◆ **Do this**: Go through the entries below and write each one out exactly.

◆ **Collected data**:
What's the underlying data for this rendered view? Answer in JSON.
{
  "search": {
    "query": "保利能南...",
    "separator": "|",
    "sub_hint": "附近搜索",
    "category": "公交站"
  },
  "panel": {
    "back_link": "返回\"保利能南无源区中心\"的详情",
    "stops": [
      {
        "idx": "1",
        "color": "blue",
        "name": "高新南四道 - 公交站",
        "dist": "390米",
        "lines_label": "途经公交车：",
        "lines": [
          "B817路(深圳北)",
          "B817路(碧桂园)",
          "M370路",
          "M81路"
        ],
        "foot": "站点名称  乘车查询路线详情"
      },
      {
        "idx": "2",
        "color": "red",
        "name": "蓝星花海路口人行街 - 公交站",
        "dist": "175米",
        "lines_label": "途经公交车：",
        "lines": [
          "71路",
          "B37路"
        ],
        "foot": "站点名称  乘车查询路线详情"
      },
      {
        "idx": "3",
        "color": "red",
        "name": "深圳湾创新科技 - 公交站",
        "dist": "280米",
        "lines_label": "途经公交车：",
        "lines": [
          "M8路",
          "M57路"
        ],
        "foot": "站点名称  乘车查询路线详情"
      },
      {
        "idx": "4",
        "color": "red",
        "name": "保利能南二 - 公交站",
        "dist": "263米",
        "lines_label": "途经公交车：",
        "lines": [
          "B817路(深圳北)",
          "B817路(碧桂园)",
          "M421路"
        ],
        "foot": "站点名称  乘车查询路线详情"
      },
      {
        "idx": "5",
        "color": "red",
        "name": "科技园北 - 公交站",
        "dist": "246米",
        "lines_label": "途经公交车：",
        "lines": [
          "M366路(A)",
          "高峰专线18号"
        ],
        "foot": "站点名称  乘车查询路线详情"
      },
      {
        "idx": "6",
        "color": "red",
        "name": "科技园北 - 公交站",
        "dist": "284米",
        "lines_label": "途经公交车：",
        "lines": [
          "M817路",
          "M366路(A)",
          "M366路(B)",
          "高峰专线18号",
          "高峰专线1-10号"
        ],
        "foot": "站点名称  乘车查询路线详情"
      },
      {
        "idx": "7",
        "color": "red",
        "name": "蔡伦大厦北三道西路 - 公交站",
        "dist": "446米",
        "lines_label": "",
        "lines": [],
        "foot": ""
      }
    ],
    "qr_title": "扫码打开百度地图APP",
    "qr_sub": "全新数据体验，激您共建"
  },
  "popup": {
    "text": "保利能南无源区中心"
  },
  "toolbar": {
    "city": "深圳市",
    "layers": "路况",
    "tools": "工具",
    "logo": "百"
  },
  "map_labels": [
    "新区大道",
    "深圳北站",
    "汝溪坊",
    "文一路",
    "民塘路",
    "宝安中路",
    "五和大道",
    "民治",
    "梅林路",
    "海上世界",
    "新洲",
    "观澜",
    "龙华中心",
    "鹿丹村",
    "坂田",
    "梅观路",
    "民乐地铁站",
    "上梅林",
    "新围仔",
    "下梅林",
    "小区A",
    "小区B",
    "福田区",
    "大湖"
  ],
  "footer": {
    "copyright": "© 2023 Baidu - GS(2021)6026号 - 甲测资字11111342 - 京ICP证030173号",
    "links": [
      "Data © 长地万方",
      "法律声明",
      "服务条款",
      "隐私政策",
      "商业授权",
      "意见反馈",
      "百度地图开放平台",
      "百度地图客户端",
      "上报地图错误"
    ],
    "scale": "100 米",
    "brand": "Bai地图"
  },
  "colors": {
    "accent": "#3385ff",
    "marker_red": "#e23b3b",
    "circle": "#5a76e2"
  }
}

◆ **Result**:
What's the underlying data for this rendered view? Answer in JSON.
{
  "search": {
    "query": "保利能南...",
    "separator": "|",
    "sub_hint": "附近搜索",
    "category": "公交站"
  },
  "panel": {
    "back_link": "返回\"保利能南无源区中心\"的详情",
    "stops": [
      {
        "idx": "1",
        "color": "blue",
        "name": "高新南四道 - 公交站",
        "dist": "390米",
        "lines_label": "途经公交车：",
        "lines": [
          "B817路(深圳北)",
          "B817路(碧桂园)",
          "M370路",
          "M81路"
        ],
        "foot": "站点名称  乘车查询路线详情"
      },
      {
        "idx": "2",
        "color": "red",
        "name": "蓝星花海路口人行街 - 公交站",
        "dist": "175米",
        "lines_label": "途经公交车：",
        "lines": [
          "71路",
          "B37路"
        ],
        "foot": "站点名称  乘车查询路线详情"
      },
      {
        "idx": "3",
        "color": "red",
        "name": "深圳湾创新科技 - 公交站",
        "dist": "280米",
        "lines_label": "途经公交车：",
        "lines": [
          "M8路",
          "M57路"
        ],
        "foot": "站点名称  乘车查询路线详情"
      },
      {
        "idx": "4",
        "color": "red",
        "name": "保利能南二 - 公交站",
        "dist": "263米",
        "lines_label": "途经公交车：",
        "lines": [
          "B817路(深圳北)",
          "B817路(碧桂园)",
          "M421路"
        ],
        "foot": "站点名称  乘车查询路线详情"
      },
      {
        "idx": "5",
        "color": "red",
        "name": "科技园北 - 公交站",
        "dist": "246米",
        "lines_label": "途经公交车：",
        "lines": [
          "M366路(A)",
          "高峰专线18号"
        ],
        "foot": "站点名称  乘车查询路线详情"
      },
      {
        "idx": "6",
        "color": "red",
        "name": "科技园北 - 公交站",
        "dist": "284米",
        "lines_label": "途经公交车：",
        "lines": [
          "M817路",
          "M366路(A)",
          "M366路(B)",
          "高峰专线18号",
          "高峰专线1-10号"
        ],
        "foot": "站点名称  乘车查询路线详情"
      },
      {
        "idx": "7",
        "color": "red",
        "name": "蔡伦大厦北三道西路 - 公交站",
        "dist": "446米",
        "lines_label": "",
        "lines": [],
        "foot": ""
      }
    ],
    "qr_title": "扫码打开百度地图APP",
    "qr_sub": "全新数据体验，激您共建"
  },
  "popup": {
    "text": "保利能南无源区中心"
  },
  "toolbar": {
    "city": "深圳市",
    "layers": "路况",
    "tools": "工具",
    "logo": "百"
  },
  "map_labels": [
    "新区大道",
    "深圳北站",
    "汝溪坊",
    "文一路",
    "民塘路",
    "宝安中路",
    "五和大道",
    "民治",
    "梅林路",
    "海上世界",
    "新洲",
    "观澜",
    "龙华中心",
    "鹿丹村",
    "坂田",
    "梅观路",
    "民乐地铁站",
    "上梅林",
    "新围仔",
    "下梅林",
    "小区A",
    "小区B",
    "福田区",
    "大湖"
  ],
  "footer": {
    "copyright": "© 2023 Baidu - GS(2021)6026号 - 甲测资字11111342 - 京ICP证030173号",
    "links": [
      "Data © 长地万方",
      "法律声明",
      "服务条款",
      "隐私政策",
      "商业授权",
      "意见反馈",
      "百度地图开放平台",
      "百度地图客户端",
      "上报地图错误"
    ],
    "scale": "100 米",
    "brand": "Bai地图"
  },
  "colors": {
    "accent": "#3385ff",
    "marker_red": "#e23b3b",
    "circle": "#5a76e2"
  }
}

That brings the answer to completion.